= RECORDS FOR THE TASK =
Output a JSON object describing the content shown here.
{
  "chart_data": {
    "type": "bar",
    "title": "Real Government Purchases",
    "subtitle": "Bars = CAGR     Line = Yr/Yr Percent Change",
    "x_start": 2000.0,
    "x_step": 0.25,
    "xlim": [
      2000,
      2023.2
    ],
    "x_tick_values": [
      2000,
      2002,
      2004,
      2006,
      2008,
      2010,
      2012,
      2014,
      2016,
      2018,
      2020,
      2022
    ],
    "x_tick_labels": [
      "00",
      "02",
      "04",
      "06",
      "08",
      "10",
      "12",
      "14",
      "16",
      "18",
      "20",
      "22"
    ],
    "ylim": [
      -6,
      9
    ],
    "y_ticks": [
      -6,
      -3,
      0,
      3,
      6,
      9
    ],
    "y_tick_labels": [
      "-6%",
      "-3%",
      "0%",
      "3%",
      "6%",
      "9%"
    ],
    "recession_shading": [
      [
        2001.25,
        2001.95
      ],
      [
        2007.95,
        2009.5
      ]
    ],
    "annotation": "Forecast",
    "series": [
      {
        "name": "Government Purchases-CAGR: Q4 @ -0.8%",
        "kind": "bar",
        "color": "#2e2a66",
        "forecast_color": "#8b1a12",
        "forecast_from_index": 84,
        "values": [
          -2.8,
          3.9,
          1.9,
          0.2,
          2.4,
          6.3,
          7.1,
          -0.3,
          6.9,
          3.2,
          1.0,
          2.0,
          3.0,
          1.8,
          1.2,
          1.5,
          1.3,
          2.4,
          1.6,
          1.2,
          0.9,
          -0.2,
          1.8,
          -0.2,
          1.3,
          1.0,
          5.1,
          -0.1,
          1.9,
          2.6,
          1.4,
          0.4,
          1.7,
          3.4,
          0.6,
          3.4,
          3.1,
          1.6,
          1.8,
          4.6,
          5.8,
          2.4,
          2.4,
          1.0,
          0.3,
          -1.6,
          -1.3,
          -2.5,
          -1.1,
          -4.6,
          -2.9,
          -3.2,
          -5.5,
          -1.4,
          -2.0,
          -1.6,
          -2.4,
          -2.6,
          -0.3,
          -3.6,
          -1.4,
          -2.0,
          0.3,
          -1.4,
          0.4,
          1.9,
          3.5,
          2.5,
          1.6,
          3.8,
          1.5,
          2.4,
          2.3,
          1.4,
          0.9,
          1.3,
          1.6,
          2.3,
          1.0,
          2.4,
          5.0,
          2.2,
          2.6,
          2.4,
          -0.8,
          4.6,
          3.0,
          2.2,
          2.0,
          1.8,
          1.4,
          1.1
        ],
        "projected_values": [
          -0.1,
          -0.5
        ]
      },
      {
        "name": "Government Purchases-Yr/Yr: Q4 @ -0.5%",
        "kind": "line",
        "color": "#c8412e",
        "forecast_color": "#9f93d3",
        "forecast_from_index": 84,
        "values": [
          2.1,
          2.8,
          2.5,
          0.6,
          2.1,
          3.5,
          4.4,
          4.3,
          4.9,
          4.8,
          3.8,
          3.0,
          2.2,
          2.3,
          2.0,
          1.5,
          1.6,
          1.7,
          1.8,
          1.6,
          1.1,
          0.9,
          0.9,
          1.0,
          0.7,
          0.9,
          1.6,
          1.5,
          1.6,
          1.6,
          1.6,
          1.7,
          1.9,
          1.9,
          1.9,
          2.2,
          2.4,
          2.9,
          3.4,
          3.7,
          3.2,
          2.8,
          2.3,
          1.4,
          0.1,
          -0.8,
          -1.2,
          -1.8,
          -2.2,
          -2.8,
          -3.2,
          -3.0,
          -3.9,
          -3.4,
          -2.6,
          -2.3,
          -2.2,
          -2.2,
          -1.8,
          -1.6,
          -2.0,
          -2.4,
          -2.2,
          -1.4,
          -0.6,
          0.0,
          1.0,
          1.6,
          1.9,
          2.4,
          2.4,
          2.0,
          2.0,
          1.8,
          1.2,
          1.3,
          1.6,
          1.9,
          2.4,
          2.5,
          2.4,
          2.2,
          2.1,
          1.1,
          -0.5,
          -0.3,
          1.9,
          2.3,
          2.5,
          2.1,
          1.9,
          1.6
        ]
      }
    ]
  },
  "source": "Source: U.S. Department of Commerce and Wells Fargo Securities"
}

= STATED TASK =
In the listing, find all lines with the string "name" and copy them.

= EXERCISE ANSWER =
        "name": "Government Purchases-CAGR: Q4 @ -0.8%",
        "name": "Government Purchases-Yr/Yr: Q4 @ -0.5%",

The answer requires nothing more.